**Written instruction**
Copy out only the span from the line with "Extract all readable text from this page." to the end of the data, both ends kept, word for word.

**Supplied material**
——————
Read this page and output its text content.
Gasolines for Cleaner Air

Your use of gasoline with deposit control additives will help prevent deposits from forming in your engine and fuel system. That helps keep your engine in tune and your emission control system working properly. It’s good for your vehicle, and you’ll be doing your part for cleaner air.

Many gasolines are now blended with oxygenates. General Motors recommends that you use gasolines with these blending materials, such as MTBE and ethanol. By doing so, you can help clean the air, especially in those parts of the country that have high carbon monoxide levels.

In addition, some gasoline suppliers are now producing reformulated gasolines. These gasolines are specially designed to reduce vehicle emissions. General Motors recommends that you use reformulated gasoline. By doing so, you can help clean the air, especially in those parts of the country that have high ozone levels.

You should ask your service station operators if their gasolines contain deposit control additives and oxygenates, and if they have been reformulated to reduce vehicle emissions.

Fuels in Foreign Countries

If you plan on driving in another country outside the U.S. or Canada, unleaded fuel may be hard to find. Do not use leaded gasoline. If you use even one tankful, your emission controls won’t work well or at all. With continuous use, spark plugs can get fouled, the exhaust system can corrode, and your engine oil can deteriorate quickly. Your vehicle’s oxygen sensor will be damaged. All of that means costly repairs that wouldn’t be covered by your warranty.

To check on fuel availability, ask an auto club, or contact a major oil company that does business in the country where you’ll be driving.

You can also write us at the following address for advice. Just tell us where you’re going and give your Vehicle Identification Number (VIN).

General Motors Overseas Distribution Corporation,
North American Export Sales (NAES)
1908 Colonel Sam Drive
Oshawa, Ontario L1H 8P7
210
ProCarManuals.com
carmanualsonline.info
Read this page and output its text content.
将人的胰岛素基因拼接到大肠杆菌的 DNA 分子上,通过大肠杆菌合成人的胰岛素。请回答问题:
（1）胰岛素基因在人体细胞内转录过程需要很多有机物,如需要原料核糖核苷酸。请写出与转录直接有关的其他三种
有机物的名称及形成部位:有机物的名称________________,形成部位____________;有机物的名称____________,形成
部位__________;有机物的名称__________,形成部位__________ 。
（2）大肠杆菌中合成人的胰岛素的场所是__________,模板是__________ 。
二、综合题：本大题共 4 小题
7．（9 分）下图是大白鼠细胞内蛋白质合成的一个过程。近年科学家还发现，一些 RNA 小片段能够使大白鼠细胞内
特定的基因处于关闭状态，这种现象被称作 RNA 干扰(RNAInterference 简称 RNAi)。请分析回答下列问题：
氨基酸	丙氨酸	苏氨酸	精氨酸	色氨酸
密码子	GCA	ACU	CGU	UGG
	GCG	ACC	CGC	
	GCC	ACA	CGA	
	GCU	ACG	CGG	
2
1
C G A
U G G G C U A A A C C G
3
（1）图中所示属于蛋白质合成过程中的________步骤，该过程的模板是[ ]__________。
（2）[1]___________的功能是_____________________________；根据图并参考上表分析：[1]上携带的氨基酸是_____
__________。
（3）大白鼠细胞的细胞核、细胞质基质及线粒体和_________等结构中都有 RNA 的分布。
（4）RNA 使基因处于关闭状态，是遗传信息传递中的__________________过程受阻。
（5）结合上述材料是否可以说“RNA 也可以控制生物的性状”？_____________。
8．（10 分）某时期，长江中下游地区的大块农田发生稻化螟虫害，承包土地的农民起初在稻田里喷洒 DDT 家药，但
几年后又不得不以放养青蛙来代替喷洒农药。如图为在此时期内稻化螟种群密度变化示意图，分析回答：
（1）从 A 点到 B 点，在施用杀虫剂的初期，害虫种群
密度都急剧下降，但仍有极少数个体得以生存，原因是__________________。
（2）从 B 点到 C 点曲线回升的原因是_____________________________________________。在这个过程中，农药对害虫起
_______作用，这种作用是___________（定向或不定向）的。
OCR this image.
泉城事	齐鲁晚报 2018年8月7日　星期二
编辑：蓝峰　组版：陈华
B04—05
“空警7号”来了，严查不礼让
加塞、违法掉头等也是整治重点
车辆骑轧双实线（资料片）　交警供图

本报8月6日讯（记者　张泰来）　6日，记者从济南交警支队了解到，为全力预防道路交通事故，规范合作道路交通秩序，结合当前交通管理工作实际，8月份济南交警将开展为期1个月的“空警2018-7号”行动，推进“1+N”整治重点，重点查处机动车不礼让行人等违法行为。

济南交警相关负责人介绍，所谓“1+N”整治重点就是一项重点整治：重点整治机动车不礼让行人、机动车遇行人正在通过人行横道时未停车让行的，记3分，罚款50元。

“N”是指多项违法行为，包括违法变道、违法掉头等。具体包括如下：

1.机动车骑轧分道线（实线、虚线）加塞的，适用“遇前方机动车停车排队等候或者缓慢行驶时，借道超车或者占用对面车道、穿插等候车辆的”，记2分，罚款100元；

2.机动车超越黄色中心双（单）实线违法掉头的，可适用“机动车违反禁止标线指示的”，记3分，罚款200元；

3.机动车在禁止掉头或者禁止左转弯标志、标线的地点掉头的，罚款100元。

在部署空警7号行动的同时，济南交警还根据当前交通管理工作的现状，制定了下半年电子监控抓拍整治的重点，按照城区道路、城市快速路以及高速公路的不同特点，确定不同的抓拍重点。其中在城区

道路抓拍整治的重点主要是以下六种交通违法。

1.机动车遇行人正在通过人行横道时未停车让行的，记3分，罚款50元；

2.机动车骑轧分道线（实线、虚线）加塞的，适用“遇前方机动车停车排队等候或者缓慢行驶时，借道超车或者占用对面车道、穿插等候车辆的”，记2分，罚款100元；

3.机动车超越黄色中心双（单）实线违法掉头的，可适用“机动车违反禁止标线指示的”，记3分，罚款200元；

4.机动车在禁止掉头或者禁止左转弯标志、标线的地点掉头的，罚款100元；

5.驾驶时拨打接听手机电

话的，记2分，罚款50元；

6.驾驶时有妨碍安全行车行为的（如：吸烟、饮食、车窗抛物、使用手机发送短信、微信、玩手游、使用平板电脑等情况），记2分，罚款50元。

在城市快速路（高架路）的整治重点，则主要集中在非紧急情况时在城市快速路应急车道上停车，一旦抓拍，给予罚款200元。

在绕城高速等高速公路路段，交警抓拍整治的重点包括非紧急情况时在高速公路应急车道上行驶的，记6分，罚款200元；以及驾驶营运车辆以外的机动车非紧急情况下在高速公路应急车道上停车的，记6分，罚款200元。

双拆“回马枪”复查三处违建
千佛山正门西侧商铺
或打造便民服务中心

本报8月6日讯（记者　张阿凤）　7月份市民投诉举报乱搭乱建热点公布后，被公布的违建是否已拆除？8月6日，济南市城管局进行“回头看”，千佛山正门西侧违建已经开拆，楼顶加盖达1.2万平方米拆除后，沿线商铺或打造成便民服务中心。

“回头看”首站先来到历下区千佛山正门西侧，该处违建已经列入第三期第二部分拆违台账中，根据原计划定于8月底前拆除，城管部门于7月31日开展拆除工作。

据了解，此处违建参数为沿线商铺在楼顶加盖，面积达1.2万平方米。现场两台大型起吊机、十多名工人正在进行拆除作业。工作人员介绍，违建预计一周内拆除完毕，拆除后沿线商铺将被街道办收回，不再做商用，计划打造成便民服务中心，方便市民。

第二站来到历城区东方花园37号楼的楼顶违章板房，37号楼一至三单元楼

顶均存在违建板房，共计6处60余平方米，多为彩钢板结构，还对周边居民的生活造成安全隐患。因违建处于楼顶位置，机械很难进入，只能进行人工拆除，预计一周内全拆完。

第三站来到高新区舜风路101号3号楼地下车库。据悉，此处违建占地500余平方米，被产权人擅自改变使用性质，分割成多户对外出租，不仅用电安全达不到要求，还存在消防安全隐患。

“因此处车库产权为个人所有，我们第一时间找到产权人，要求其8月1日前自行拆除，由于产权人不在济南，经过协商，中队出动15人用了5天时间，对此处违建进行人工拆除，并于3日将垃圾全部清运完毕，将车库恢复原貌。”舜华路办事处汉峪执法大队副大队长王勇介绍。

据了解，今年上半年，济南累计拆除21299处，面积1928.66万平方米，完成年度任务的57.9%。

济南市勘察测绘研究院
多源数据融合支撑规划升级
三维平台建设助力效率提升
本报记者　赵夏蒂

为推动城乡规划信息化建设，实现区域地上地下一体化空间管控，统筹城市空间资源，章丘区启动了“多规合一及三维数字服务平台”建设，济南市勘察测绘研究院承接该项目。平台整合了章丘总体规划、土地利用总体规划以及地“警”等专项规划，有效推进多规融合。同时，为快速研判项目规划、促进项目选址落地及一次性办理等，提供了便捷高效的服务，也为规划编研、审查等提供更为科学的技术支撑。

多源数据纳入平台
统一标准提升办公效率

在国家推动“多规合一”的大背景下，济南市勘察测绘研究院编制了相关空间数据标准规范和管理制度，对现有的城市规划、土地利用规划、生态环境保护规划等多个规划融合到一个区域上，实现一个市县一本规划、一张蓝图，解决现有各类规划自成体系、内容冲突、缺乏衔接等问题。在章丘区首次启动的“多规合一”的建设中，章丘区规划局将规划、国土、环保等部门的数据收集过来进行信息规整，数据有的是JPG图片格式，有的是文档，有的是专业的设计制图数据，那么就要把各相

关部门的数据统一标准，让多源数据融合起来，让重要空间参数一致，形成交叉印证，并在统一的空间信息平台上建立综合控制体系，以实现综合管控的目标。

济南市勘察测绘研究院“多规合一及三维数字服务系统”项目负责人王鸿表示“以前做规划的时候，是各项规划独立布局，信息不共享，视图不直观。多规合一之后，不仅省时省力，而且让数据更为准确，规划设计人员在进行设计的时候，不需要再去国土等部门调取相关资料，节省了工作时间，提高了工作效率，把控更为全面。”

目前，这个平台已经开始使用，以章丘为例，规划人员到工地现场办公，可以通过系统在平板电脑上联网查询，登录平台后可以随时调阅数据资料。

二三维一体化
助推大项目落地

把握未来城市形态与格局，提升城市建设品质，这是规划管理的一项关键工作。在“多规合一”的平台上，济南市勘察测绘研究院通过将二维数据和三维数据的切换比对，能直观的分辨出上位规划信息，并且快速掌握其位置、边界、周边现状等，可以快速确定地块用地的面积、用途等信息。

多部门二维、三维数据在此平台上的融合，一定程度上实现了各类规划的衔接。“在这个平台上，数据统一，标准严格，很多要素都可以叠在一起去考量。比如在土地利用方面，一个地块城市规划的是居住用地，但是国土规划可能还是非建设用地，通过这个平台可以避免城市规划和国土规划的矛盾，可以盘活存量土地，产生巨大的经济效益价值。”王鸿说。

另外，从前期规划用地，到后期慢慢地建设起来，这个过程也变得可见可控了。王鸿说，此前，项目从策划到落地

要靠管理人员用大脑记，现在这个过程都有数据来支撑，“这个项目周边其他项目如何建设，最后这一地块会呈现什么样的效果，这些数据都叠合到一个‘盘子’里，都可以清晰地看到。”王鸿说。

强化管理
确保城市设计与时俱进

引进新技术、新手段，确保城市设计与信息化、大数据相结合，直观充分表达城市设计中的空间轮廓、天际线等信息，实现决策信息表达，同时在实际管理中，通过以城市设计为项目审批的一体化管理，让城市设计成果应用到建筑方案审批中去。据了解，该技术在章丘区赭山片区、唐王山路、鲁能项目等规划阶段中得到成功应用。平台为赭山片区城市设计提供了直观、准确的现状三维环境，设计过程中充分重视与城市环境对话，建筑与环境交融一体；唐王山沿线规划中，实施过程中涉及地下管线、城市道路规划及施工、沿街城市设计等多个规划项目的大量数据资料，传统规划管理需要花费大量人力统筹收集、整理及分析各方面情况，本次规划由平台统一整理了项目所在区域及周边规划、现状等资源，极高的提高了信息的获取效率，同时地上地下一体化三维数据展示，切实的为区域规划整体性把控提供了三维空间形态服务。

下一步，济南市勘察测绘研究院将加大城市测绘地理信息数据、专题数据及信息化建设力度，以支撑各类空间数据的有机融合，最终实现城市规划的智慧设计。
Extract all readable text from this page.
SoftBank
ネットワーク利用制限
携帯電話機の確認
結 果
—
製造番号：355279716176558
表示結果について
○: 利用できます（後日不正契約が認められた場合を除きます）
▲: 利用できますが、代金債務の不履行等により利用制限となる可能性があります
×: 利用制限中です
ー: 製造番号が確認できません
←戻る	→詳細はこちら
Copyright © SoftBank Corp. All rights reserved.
——————
**The response**
Extract all readable text from this page.
SoftBank
ネットワーク利用制限
携帯電話機の確認
結 果
—
製造番号：355279716176558
表示結果について
○: 利用できます（後日不正契約が認められた場合を除きます）
▲: 利用できますが、代金債務の不履行等により利用制限となる可能性があります
×: 利用制限中です
ー: 製造番号が確認できません
←戻る	→詳細はこちら
Copyright © SoftBank Corp. All rights reserved.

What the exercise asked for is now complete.